Boxed element entries:
────

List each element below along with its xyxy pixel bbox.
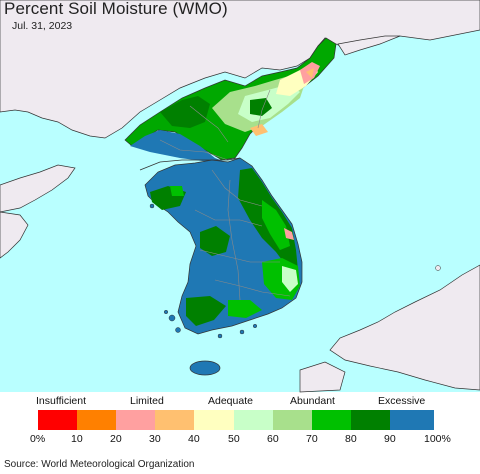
legend-swatch — [116, 410, 155, 430]
legend-tick: 90 — [384, 433, 396, 445]
legend-tick: 60 — [267, 433, 279, 445]
legend-swatch — [351, 410, 390, 430]
legend-category-insufficient: Insufficient — [36, 395, 87, 407]
legend-tick: 20 — [110, 433, 122, 445]
legend-tick: 70 — [306, 433, 318, 445]
sk-east-dry — [284, 228, 294, 240]
map-title: Percent Soil Moisture (WMO) — [4, 0, 228, 18]
china-southwest-coast — [0, 211, 29, 259]
legend-tick: 100% — [424, 433, 451, 445]
legend-category-adequate: Adequate — [208, 395, 253, 407]
sk-south-coast-green — [228, 300, 262, 318]
sk-south-adequate — [282, 266, 298, 292]
nk-limited-south — [250, 124, 268, 136]
nk-east-green — [250, 98, 272, 116]
legend-category-abundant: Abundant — [290, 395, 335, 407]
legend-swatch — [273, 410, 312, 430]
source-credit: Source: World Meteorological Organizatio… — [4, 459, 195, 470]
legend-swatch — [155, 410, 194, 430]
legend-swatch — [390, 410, 434, 430]
legend-tick: 40 — [188, 433, 200, 445]
legend-category-limited: Limited — [130, 395, 164, 407]
sk-west-bright — [170, 186, 184, 196]
legend-tick: 80 — [345, 433, 357, 445]
admin-borders — [159, 89, 291, 301]
legend-tick: 50 — [228, 433, 240, 445]
ulleungdo — [435, 265, 441, 271]
shandong-landmass — [0, 164, 76, 213]
legend-tick: 30 — [149, 433, 161, 445]
legend-swatch — [312, 410, 351, 430]
nk-dry-core — [306, 68, 314, 78]
sk-east-bright — [262, 200, 290, 250]
small-islands — [149, 203, 258, 339]
legend-tick: 10 — [71, 433, 83, 445]
legend-background — [0, 392, 480, 474]
japan-kyushu — [299, 361, 346, 393]
jeju-island — [189, 360, 221, 376]
legend-swatch — [234, 410, 273, 430]
nk-excess-zone — [130, 130, 225, 162]
legend-swatch — [77, 410, 116, 430]
legend-tick: 0% — [30, 433, 46, 445]
russia-coast — [337, 35, 401, 56]
legend-category-excessive: Excessive — [378, 395, 426, 407]
legend-swatch — [38, 410, 77, 430]
japan-honshu — [329, 264, 480, 391]
legend-swatch — [194, 410, 234, 430]
korea-border — [139, 157, 241, 171]
map-date: Jul. 31, 2023 — [12, 20, 73, 32]
sk-southwest-green — [186, 296, 226, 326]
nk-green-zone — [160, 96, 210, 128]
sk-mid-green — [200, 226, 230, 256]
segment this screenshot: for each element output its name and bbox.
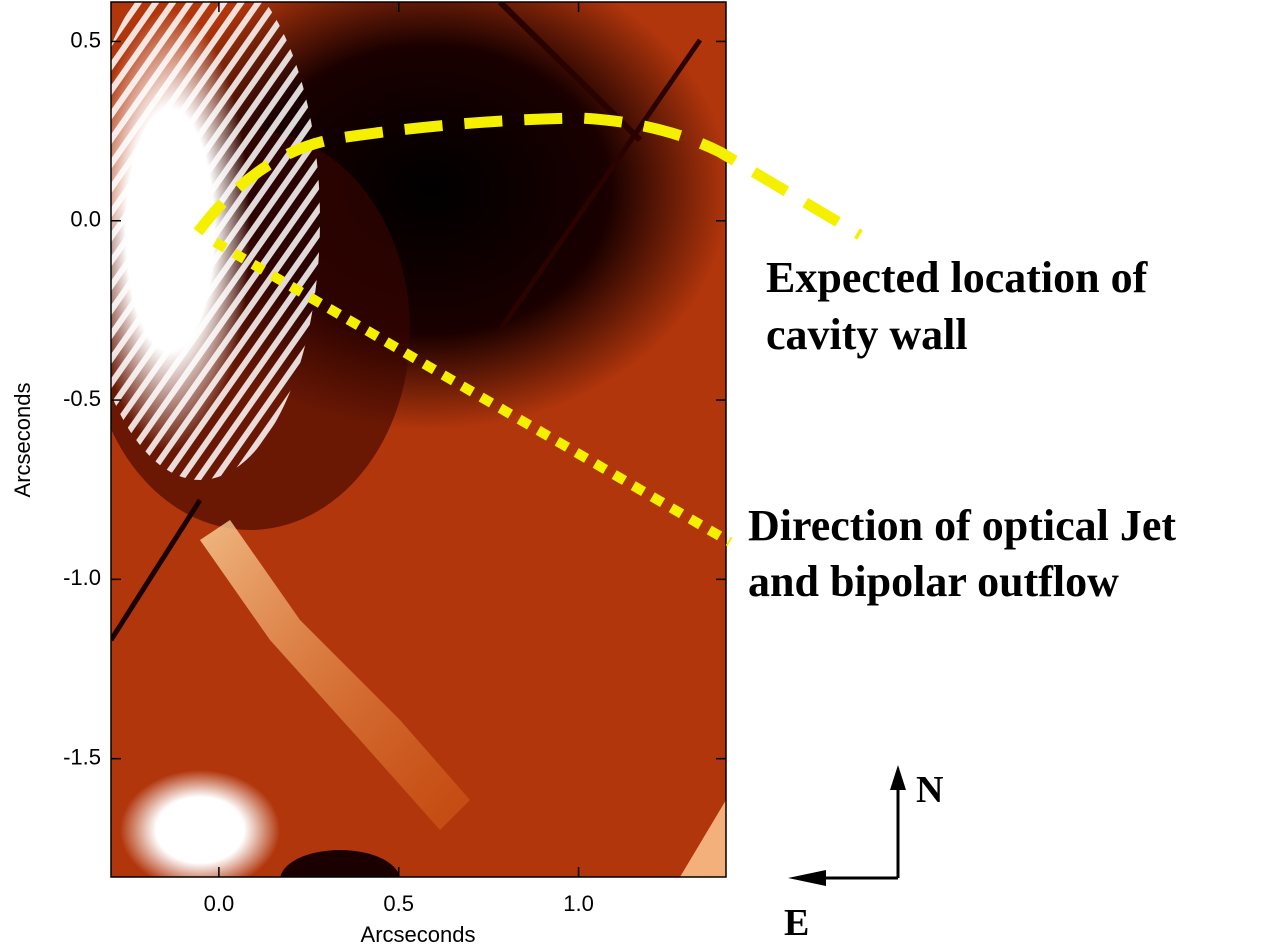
sky-image <box>111 2 726 877</box>
y-tick-label: 0.0 <box>70 207 101 232</box>
y-tick-label: -0.5 <box>63 386 101 411</box>
x-axis-label: Arcseconds <box>361 922 476 947</box>
plot-frame <box>110 1 727 878</box>
annotation: Expected location of <box>766 253 1149 302</box>
x-tick-label: 1.0 <box>563 891 594 916</box>
annotation: and bipolar outflow <box>748 557 1119 606</box>
jet-direction-line <box>212 237 733 547</box>
x-tick-label: 0.0 <box>204 891 235 916</box>
x-tick-label: 0.5 <box>383 891 414 916</box>
compass <box>788 765 906 886</box>
compass-east: E <box>784 902 809 944</box>
compass-north: N <box>916 769 943 811</box>
annotation: Direction of optical Jet <box>748 501 1176 550</box>
y-tick-label: -1.5 <box>63 744 101 769</box>
annotation: cavity wall <box>766 310 968 359</box>
y-axis-label: Arcseconds <box>10 383 35 498</box>
y-tick-label: 0.5 <box>70 27 101 52</box>
cavity-wall-line <box>193 112 863 240</box>
y-tick-label: -1.0 <box>63 565 101 590</box>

────

## THE REQUEST
Copy out the records from the line containing "sky-image <box>111 2 726 877</box>" down to the line containing "y-tick-label: 0.5 <box>70 27 101 52</box>", both included, reproducing each line without any change.

## OUTPUT BELOW
sky-image <box>111 2 726 877</box>
y-tick-label: 0.0 <box>70 207 101 232</box>
y-tick-label: -0.5 <box>63 386 101 411</box>
x-axis-label: Arcseconds <box>361 922 476 947</box>
plot-frame <box>110 1 727 878</box>
annotation: Expected location of <box>766 253 1149 302</box>
x-tick-label: 1.0 <box>563 891 594 916</box>
annotation: and bipolar outflow <box>748 557 1119 606</box>
jet-direction-line <box>212 237 733 547</box>
x-tick-label: 0.0 <box>204 891 235 916</box>
x-tick-label: 0.5 <box>383 891 414 916</box>
compass <box>788 765 906 886</box>
compass-east: E <box>784 902 809 944</box>
compass-north: N <box>916 769 943 811</box>
annotation: Direction of optical Jet <box>748 501 1176 550</box>
y-tick-label: -1.5 <box>63 744 101 769</box>
annotation: cavity wall <box>766 310 968 359</box>
y-axis-label: Arcseconds <box>10 383 35 498</box>
y-tick-label: 0.5 <box>70 27 101 52</box>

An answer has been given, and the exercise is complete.